■ Dataset entries:
>> start

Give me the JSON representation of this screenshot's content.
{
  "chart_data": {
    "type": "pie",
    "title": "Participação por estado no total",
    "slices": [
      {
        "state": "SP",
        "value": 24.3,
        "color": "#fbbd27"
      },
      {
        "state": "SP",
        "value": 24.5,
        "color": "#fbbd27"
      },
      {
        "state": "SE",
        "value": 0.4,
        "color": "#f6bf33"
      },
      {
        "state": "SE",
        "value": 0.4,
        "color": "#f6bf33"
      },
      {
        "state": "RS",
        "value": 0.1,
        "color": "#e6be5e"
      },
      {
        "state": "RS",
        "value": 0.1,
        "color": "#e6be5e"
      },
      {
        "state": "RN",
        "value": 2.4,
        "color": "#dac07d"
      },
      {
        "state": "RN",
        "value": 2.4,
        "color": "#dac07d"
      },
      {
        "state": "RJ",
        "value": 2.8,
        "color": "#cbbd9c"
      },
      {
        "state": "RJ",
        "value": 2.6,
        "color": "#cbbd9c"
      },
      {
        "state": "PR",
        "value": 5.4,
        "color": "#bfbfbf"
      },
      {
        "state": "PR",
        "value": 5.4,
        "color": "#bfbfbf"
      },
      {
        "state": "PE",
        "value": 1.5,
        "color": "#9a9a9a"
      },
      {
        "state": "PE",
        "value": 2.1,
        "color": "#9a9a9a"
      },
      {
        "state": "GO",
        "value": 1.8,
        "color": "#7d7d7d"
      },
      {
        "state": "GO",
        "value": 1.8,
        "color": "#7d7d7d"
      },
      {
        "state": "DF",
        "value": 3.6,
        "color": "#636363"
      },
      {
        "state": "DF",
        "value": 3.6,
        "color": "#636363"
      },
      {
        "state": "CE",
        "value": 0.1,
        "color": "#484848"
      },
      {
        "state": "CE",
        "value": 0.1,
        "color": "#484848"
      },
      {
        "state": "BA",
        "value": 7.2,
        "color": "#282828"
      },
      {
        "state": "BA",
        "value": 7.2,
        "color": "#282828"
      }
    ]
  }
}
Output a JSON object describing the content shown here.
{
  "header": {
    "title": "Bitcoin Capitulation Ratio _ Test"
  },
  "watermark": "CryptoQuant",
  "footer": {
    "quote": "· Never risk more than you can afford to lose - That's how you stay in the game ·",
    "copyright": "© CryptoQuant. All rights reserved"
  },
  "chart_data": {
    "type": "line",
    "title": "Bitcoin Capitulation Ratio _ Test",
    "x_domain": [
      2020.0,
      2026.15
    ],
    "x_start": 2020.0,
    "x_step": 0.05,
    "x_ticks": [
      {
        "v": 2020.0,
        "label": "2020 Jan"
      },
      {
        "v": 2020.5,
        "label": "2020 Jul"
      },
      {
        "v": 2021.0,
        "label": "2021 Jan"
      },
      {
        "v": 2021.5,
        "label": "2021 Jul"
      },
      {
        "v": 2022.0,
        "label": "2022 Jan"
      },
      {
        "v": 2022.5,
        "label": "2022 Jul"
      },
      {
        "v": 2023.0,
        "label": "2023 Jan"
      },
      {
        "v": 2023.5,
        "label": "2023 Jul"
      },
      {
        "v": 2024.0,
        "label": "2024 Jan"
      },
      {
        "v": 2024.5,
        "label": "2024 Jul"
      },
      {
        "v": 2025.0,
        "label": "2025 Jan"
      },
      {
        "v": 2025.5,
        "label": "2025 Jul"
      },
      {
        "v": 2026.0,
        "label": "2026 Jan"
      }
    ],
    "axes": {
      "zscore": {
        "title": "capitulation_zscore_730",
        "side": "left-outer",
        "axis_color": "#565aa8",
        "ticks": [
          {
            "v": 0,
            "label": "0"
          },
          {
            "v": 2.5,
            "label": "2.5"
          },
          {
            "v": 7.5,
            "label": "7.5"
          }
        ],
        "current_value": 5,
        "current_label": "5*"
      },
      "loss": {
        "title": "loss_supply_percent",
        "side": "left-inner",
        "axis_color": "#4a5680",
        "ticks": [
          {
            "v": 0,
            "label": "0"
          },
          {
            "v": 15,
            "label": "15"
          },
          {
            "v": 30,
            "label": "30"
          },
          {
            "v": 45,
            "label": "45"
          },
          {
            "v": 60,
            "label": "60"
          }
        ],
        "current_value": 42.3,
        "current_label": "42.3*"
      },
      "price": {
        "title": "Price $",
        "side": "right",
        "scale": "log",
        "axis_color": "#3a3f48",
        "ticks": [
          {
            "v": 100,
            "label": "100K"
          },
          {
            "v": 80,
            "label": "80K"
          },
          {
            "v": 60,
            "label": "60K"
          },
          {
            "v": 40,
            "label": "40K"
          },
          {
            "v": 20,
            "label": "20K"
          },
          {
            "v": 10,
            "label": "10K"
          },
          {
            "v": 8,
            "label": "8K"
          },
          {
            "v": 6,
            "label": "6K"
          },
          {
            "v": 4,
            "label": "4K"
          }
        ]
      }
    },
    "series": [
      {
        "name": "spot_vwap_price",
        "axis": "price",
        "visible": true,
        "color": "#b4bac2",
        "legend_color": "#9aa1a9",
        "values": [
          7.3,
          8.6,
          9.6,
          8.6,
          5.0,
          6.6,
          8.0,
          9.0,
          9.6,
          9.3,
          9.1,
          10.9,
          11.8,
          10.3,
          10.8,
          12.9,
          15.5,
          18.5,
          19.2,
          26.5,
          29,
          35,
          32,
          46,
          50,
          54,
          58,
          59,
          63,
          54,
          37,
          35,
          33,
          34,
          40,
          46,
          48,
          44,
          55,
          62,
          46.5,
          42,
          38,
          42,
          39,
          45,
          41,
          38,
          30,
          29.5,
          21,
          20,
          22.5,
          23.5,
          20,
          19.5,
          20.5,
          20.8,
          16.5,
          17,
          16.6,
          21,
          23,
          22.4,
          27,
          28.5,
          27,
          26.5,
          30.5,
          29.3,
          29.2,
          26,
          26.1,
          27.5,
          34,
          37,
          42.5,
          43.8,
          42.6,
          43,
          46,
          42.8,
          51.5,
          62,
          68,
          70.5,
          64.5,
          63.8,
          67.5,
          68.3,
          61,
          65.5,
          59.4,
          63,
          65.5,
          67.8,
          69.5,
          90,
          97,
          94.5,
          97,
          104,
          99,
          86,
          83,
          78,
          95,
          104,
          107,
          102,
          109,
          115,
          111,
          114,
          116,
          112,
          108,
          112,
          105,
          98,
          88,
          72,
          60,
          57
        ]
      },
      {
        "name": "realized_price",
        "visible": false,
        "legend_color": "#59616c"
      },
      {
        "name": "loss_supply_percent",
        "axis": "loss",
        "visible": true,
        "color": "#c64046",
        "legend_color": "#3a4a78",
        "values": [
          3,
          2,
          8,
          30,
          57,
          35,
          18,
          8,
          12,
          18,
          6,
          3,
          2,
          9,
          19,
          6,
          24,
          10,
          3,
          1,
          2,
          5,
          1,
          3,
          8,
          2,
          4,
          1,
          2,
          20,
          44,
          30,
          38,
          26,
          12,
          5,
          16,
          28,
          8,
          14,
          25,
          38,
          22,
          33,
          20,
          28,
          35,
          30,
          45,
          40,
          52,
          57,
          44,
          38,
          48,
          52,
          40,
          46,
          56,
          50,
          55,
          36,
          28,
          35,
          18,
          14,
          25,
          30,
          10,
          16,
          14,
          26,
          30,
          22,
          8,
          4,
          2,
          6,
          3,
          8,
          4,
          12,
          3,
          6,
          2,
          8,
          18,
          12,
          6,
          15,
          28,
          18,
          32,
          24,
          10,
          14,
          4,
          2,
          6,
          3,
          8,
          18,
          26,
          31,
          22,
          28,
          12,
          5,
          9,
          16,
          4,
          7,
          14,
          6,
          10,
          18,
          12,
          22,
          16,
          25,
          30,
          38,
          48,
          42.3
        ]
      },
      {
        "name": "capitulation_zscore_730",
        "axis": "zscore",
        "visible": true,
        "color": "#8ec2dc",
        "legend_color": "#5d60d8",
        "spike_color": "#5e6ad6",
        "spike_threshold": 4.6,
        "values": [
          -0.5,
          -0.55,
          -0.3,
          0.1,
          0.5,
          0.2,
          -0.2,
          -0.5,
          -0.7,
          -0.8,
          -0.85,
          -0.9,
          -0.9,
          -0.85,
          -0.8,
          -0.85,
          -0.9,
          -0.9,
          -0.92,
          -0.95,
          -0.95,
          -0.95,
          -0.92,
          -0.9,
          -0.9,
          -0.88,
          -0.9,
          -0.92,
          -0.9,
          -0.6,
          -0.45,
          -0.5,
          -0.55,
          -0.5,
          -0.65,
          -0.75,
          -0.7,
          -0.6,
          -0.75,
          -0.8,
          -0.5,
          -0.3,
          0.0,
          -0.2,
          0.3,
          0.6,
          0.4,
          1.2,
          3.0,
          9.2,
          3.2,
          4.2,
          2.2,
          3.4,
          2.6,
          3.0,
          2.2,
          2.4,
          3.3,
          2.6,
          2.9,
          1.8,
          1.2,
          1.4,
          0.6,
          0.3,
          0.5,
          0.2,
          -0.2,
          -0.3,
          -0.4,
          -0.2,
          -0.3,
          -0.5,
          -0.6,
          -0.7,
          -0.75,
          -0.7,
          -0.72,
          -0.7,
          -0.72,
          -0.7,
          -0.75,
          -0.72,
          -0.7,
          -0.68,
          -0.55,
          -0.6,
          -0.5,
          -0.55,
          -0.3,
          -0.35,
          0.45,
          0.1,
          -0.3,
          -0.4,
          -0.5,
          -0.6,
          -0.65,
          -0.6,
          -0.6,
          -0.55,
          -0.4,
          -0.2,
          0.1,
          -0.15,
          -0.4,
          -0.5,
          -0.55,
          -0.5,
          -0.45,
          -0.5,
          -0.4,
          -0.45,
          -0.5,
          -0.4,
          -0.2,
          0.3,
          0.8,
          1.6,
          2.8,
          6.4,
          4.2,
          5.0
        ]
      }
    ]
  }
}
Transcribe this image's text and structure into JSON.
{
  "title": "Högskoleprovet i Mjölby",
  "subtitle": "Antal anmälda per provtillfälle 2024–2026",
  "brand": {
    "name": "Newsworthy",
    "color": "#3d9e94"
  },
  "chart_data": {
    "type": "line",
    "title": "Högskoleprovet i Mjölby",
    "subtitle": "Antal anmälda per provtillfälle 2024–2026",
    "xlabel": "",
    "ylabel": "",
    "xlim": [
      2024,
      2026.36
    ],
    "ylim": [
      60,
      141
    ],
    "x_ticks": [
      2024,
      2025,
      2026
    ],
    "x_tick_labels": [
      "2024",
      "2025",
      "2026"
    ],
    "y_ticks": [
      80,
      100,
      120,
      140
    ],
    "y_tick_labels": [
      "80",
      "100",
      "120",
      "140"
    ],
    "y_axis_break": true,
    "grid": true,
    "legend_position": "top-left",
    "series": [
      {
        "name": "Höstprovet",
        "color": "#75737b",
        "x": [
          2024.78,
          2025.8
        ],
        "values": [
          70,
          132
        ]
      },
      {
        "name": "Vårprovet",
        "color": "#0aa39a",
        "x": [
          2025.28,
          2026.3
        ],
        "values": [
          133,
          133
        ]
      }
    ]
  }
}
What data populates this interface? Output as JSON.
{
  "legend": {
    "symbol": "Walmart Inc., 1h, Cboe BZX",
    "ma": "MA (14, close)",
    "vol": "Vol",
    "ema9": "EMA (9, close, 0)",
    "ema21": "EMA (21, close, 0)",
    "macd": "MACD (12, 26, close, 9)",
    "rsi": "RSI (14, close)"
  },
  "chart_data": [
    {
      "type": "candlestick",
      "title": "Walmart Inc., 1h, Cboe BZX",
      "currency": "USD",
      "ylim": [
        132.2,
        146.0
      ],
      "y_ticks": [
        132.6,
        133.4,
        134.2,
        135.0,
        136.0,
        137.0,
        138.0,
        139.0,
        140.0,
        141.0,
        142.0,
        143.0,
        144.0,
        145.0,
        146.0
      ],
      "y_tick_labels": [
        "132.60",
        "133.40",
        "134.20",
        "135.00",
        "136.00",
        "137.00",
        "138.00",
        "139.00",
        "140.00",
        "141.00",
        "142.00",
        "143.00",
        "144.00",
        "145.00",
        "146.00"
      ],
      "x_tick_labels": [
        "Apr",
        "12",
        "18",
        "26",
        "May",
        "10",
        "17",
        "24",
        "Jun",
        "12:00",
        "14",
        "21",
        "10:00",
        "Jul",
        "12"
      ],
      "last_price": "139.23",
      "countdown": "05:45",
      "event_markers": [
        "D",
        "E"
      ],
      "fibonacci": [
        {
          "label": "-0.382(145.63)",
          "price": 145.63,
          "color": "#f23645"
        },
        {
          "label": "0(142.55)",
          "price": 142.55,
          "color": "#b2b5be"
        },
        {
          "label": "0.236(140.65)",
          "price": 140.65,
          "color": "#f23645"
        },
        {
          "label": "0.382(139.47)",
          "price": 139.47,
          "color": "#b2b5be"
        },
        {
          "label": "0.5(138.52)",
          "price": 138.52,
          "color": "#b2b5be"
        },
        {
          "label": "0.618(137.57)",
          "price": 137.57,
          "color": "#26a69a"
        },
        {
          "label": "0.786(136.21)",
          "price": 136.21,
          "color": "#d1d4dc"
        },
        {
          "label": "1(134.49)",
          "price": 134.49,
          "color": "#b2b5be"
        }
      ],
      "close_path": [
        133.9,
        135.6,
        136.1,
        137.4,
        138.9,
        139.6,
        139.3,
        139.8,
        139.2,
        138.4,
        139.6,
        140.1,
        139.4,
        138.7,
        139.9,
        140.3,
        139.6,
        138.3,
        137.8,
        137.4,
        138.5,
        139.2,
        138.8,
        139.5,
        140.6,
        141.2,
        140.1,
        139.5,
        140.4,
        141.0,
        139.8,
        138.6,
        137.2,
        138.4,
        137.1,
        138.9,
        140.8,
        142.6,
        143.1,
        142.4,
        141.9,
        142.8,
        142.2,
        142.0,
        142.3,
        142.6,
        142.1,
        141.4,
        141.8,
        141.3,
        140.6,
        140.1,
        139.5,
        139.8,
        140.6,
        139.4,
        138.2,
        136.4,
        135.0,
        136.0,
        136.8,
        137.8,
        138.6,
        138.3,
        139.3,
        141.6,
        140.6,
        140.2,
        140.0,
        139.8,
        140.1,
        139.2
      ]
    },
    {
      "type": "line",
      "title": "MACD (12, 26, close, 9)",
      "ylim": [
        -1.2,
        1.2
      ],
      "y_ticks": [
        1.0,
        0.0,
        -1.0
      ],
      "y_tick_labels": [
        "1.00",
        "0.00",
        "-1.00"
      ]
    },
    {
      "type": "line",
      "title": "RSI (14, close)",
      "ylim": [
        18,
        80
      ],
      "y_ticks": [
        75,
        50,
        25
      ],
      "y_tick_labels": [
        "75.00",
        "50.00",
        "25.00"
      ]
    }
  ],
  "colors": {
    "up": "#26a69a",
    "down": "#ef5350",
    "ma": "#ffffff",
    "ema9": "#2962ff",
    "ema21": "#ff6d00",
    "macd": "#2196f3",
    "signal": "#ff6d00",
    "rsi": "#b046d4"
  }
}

>> end

State the count of lines holding the string "Antal" in the listing above, and nothing else.

■ Written response: 2